▸ INPUT RECORDS
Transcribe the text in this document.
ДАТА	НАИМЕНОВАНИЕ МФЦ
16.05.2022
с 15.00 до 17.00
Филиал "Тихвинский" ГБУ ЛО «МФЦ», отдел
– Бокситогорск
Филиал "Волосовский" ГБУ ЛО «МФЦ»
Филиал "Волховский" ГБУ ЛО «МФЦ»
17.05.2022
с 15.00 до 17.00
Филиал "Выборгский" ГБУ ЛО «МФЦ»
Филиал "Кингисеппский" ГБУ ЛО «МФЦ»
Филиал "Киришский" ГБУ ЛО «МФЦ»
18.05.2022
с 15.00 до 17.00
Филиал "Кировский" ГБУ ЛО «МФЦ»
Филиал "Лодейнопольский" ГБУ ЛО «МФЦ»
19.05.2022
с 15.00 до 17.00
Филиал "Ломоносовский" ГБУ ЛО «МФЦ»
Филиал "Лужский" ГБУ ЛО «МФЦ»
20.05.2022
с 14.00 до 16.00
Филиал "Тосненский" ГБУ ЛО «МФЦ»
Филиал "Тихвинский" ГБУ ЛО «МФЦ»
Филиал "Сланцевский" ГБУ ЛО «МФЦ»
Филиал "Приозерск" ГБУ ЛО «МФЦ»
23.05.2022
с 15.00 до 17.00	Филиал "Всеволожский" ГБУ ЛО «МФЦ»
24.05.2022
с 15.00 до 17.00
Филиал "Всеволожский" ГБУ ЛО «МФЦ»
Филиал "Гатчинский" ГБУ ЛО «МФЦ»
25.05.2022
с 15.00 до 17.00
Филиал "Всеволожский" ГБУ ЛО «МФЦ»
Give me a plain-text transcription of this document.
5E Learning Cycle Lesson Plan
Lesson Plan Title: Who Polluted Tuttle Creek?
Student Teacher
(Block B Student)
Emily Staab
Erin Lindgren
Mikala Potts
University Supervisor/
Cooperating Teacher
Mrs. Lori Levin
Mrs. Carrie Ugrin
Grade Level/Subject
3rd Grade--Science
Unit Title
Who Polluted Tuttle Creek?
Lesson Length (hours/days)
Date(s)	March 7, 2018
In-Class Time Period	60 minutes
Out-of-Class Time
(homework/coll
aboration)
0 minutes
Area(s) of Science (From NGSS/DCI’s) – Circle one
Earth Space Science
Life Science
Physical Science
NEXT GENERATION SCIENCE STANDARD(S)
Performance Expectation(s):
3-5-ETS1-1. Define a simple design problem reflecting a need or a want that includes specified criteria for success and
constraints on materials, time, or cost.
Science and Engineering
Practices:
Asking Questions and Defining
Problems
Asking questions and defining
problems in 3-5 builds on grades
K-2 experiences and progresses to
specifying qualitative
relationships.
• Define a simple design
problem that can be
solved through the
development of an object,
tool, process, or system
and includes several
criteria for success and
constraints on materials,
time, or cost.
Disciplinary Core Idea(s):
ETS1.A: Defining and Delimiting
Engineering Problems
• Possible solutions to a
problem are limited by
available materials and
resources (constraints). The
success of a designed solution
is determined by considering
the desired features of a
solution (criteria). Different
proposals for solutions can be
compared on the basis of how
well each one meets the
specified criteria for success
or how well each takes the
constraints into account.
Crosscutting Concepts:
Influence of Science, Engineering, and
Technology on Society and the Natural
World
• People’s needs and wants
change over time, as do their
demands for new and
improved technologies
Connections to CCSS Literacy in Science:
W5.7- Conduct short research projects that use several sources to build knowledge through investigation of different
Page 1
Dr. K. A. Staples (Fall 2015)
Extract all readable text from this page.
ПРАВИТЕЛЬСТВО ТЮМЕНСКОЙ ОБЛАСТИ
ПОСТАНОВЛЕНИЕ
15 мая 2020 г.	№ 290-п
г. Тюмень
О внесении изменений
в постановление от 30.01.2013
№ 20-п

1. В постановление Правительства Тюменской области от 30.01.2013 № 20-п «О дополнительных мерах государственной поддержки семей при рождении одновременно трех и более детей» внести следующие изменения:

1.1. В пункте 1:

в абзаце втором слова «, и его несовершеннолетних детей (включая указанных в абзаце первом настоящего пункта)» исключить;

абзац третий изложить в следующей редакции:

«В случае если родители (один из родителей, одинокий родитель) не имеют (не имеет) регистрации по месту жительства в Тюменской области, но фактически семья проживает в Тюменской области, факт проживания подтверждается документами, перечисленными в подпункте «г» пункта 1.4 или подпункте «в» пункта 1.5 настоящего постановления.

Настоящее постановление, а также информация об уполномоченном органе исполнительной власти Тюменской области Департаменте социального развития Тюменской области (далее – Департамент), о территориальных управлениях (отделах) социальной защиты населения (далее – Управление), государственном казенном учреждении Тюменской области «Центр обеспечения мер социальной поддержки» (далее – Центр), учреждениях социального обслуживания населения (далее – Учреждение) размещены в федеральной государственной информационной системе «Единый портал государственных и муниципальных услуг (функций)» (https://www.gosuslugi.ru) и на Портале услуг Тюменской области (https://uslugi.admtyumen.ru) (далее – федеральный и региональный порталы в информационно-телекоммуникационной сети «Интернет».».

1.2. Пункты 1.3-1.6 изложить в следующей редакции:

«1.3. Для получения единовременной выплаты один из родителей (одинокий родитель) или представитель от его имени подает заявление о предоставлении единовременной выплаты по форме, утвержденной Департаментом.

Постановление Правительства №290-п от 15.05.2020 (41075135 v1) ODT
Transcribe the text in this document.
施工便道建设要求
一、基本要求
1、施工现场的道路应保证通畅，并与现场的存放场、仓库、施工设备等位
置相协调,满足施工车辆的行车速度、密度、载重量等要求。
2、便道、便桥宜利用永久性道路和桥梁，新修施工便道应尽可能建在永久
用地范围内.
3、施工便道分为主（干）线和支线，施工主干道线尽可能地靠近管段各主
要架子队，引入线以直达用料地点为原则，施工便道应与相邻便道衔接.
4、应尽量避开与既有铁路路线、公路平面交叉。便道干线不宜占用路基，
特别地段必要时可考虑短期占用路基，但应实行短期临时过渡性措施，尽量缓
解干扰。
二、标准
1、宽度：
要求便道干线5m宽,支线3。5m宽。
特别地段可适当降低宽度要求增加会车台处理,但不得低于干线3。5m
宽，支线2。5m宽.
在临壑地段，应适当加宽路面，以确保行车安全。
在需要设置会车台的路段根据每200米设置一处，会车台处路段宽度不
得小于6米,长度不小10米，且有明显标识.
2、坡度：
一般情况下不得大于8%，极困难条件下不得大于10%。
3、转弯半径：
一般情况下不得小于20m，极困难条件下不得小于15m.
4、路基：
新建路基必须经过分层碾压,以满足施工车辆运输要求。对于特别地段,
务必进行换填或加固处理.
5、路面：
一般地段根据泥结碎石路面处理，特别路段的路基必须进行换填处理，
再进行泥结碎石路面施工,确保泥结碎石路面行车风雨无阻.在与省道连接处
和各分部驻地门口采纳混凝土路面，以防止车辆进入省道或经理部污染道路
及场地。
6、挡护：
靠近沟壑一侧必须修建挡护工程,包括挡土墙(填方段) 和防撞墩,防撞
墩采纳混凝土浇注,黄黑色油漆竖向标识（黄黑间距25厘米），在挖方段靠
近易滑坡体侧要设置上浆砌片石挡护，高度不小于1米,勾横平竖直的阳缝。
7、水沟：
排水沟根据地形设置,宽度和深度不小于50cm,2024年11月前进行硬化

▸ OBJECTIVE
Retype the material in full, character for character.

▸ ANSWER TO THIS TASK
Transcribe the text in this document.
ДАТА	НАИМЕНОВАНИЕ МФЦ
16.05.2022
с 15.00 до 17.00
Филиал "Тихвинский" ГБУ ЛО «МФЦ», отдел
– Бокситогорск
Филиал "Волосовский" ГБУ ЛО «МФЦ»
Филиал "Волховский" ГБУ ЛО «МФЦ»
17.05.2022
с 15.00 до 17.00
Филиал "Выборгский" ГБУ ЛО «МФЦ»
Филиал "Кингисеппский" ГБУ ЛО «МФЦ»
Филиал "Киришский" ГБУ ЛО «МФЦ»
18.05.2022
с 15.00 до 17.00
Филиал "Кировский" ГБУ ЛО «МФЦ»
Филиал "Лодейнопольский" ГБУ ЛО «МФЦ»
19.05.2022
с 15.00 до 17.00
Филиал "Ломоносовский" ГБУ ЛО «МФЦ»
Филиал "Лужский" ГБУ ЛО «МФЦ»
20.05.2022
с 14.00 до 16.00
Филиал "Тосненский" ГБУ ЛО «МФЦ»
Филиал "Тихвинский" ГБУ ЛО «МФЦ»
Филиал "Сланцевский" ГБУ ЛО «МФЦ»
Филиал "Приозерск" ГБУ ЛО «МФЦ»
23.05.2022
с 15.00 до 17.00	Филиал "Всеволожский" ГБУ ЛО «МФЦ»
24.05.2022
с 15.00 до 17.00
Филиал "Всеволожский" ГБУ ЛО «МФЦ»
Филиал "Гатчинский" ГБУ ЛО «МФЦ»
25.05.2022
с 15.00 до 17.00
Филиал "Всеволожский" ГБУ ЛО «МФЦ»
Give me a plain-text transcription of this document.
5E Learning Cycle Lesson Plan
Lesson Plan Title: Who Polluted Tuttle Creek?
Student Teacher
(Block B Student)
Emily Staab
Erin Lindgren
Mikala Potts
University Supervisor/
Cooperating Teacher
Mrs. Lori Levin
Mrs. Carrie Ugrin
Grade Level/Subject
3rd Grade--Science
Unit Title
Who Polluted Tuttle Creek?
Lesson Length (hours/days)
Date(s)	March 7, 2018
In-Class Time Period	60 minutes
Out-of-Class Time
(homework/coll
aboration)
0 minutes
Area(s) of Science (From NGSS/DCI’s) – Circle one
Earth Space Science
Life Science
Physical Science
NEXT GENERATION SCIENCE STANDARD(S)
Performance Expectation(s):
3-5-ETS1-1. Define a simple design problem reflecting a need or a want that includes specified criteria for success and
constraints on materials, time, or cost.
Science and Engineering
Practices:
Asking Questions and Defining
Problems
Asking questions and defining
problems in 3-5 builds on grades
K-2 experiences and progresses to
specifying qualitative
relationships.
• Define a simple design
problem that can be
solved through the
development of an object,
tool, process, or system
and includes several
criteria for success and
constraints on materials,
time, or cost.
Disciplinary Core Idea(s):
ETS1.A: Defining and Delimiting
Engineering Problems
• Possible solutions to a
problem are limited by
available materials and
resources (constraints). The
success of a designed solution
is determined by considering
the desired features of a
solution (criteria). Different
proposals for solutions can be
compared on the basis of how
well each one meets the
specified criteria for success
or how well each takes the
constraints into account.
Crosscutting Concepts:
Influence of Science, Engineering, and
Technology on Society and the Natural
World
• People’s needs and wants
change over time, as do their
demands for new and
improved technologies
Connections to CCSS Literacy in Science:
W5.7- Conduct short research projects that use several sources to build knowledge through investigation of different
Page 1
Dr. K. A. Staples (Fall 2015)
Extract all readable text from this page.
ПРАВИТЕЛЬСТВО ТЮМЕНСКОЙ ОБЛАСТИ
ПОСТАНОВЛЕНИЕ
15 мая 2020 г.	№ 290-п
г. Тюмень
О внесении изменений
в постановление от 30.01.2013
№ 20-п

1. В постановление Правительства Тюменской области от 30.01.2013 № 20-п «О дополнительных мерах государственной поддержки семей при рождении одновременно трех и более детей» внести следующие изменения:

1.1. В пункте 1:

в абзаце втором слова «, и его несовершеннолетних детей (включая указанных в абзаце первом настоящего пункта)» исключить;

абзац третий изложить в следующей редакции:

«В случае если родители (один из родителей, одинокий родитель) не имеют (не имеет) регистрации по месту жительства в Тюменской области, но фактически семья проживает в Тюменской области, факт проживания подтверждается документами, перечисленными в подпункте «г» пункта 1.4 или подпункте «в» пункта 1.5 настоящего постановления.

Настоящее постановление, а также информация об уполномоченном органе исполнительной власти Тюменской области Департаменте социального развития Тюменской области (далее – Департамент), о территориальных управлениях (отделах) социальной защиты населения (далее – Управление), государственном казенном учреждении Тюменской области «Центр обеспечения мер социальной поддержки» (далее – Центр), учреждениях социального обслуживания населения (далее – Учреждение) размещены в федеральной государственной информационной системе «Единый портал государственных и муниципальных услуг (функций)» (https://www.gosuslugi.ru) и на Портале услуг Тюменской области (https://uslugi.admtyumen.ru) (далее – федеральный и региональный порталы в информационно-телекоммуникационной сети «Интернет».».

1.2. Пункты 1.3-1.6 изложить в следующей редакции:

«1.3. Для получения единовременной выплаты один из родителей (одинокий родитель) или представитель от его имени подает заявление о предоставлении единовременной выплаты по форме, утвержденной Департаментом.

Постановление Правительства №290-п от 15.05.2020 (41075135 v1) ODT
Transcribe the text in this document.
施工便道建设要求
一、基本要求
1、施工现场的道路应保证通畅，并与现场的存放场、仓库、施工设备等位
置相协调,满足施工车辆的行车速度、密度、载重量等要求。
2、便道、便桥宜利用永久性道路和桥梁，新修施工便道应尽可能建在永久
用地范围内.
3、施工便道分为主（干）线和支线，施工主干道线尽可能地靠近管段各主
要架子队，引入线以直达用料地点为原则，施工便道应与相邻便道衔接.
4、应尽量避开与既有铁路路线、公路平面交叉。便道干线不宜占用路基，
特别地段必要时可考虑短期占用路基，但应实行短期临时过渡性措施，尽量缓
解干扰。
二、标准
1、宽度：
要求便道干线5m宽,支线3。5m宽。
特别地段可适当降低宽度要求增加会车台处理,但不得低于干线3。5m
宽，支线2。5m宽.
在临壑地段，应适当加宽路面，以确保行车安全。
在需要设置会车台的路段根据每200米设置一处，会车台处路段宽度不
得小于6米,长度不小10米，且有明显标识.
2、坡度：
一般情况下不得大于8%，极困难条件下不得大于10%。
3、转弯半径：
一般情况下不得小于20m，极困难条件下不得小于15m.
4、路基：
新建路基必须经过分层碾压,以满足施工车辆运输要求。对于特别地段,
务必进行换填或加固处理.
5、路面：
一般地段根据泥结碎石路面处理，特别路段的路基必须进行换填处理，
再进行泥结碎石路面施工,确保泥结碎石路面行车风雨无阻.在与省道连接处
和各分部驻地门口采纳混凝土路面，以防止车辆进入省道或经理部污染道路
及场地。
6、挡护：
靠近沟壑一侧必须修建挡护工程,包括挡土墙(填方段) 和防撞墩,防撞
墩采纳混凝土浇注,黄黑色油漆竖向标识（黄黑间距25厘米），在挖方段靠
近易滑坡体侧要设置上浆砌片石挡护，高度不小于1米,勾横平竖直的阳缝。
7、水沟：
排水沟根据地形设置,宽度和深度不小于50cm,2024年11月前进行硬化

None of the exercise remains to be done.